Source passage:
---
Eurozone PMI Services slumped to 47.8 (final reading) from September’s 48.7. PMI Composite index, which tracks both manufacturing and services, descended to a 35-month low of 46.5 from 47.2. The rate at which new business is falling has reached levels not seen since 2012, with the exception of the pandemic period.
This downturn is evident across key Eurozone economies, with member states reporting troubling metrics. Spain hit a 2-month low at the brink of stagnation with PMI Composite of 50.0, while Ireland descended to an 11-month low at 49.7. Italy and Germany both reported figures suggesting continuing contraction in service sector activity, with PMIs at 47.0 and 45.9 respectively. France, although at a 2-month high, still sits in a contractionary phase at 44.6.
Cyrus de la Rubia of HCOB offers a stark analysis: “The Eurozone service sector appears to be struggling at the onset of Q4, continuing a three-month trend of decline. A steep decrease in new business intake is a worrying harbinger for future activity. Although there is a slight uptick in future expectations, they still linger well below the historical average.”
The economic situation seems paradoxical, with prices rising without the typical accompanying demand, pointing to a condition of “stagflation”. De la Rubia questions how long this “odd stagflation zone” will persist, a query that also plagues ECB. With PMI data suggesting no quick exit from these conditions, it appears ECB is not in a position to lower interest rates just yet, as it balances the dual threats of sluggish growth and persistent inflation.
---
Information given:

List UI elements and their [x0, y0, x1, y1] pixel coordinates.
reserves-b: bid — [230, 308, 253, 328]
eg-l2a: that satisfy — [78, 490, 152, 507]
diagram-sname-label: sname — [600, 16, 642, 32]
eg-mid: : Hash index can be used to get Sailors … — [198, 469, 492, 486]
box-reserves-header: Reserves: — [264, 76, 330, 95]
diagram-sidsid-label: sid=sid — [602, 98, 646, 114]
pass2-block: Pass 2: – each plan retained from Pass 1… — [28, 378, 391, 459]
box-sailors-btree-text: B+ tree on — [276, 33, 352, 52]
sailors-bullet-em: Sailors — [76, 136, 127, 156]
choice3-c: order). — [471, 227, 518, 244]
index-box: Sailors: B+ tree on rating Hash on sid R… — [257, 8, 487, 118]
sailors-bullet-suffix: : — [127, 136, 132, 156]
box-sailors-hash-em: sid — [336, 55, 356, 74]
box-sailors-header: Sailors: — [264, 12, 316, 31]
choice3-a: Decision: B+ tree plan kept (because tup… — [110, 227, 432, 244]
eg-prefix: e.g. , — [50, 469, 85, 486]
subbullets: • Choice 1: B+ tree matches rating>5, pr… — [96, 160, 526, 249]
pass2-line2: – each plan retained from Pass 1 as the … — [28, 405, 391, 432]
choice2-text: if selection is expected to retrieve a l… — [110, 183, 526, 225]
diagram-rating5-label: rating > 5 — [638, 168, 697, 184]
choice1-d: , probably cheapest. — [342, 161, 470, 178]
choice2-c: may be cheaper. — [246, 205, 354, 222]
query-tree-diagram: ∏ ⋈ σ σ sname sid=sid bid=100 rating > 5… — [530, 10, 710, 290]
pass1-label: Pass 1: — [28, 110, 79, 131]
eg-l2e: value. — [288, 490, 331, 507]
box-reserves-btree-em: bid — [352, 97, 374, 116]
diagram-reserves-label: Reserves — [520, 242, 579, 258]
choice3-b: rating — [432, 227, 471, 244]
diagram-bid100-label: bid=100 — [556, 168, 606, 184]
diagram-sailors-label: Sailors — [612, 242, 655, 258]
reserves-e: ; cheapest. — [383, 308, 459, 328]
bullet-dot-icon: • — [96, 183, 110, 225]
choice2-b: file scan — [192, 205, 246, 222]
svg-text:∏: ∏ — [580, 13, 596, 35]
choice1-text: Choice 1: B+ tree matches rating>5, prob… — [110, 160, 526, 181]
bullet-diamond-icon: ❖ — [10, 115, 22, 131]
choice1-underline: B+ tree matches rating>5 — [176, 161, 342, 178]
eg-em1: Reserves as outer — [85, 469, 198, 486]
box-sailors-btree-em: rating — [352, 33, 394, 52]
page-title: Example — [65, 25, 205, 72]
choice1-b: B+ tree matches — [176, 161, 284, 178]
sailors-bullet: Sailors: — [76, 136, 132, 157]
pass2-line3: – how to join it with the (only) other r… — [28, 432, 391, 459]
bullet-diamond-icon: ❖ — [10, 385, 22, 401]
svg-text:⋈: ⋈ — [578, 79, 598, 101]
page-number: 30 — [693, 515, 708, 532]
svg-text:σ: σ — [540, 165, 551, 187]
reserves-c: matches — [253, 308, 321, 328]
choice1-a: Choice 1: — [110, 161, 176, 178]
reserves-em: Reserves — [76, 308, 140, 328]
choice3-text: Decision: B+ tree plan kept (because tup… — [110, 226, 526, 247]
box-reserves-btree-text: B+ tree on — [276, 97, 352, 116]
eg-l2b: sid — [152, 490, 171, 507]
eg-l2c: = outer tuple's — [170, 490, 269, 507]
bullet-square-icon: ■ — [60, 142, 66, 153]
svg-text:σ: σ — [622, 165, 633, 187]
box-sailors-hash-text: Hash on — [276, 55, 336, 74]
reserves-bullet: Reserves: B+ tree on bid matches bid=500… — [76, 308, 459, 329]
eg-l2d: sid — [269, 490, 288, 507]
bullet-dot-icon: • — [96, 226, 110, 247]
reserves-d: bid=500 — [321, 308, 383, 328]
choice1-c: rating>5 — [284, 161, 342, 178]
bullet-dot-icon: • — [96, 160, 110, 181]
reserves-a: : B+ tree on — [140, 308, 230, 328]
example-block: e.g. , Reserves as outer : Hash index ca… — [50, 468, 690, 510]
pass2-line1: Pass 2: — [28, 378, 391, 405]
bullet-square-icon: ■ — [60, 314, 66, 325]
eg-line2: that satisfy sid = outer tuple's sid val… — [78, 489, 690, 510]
---
The problem:
In the passage on Eurozone PMI figures, what PMI Composite reading did Spain report? These rows were taken from a different source than the text.

Written reply:
50.0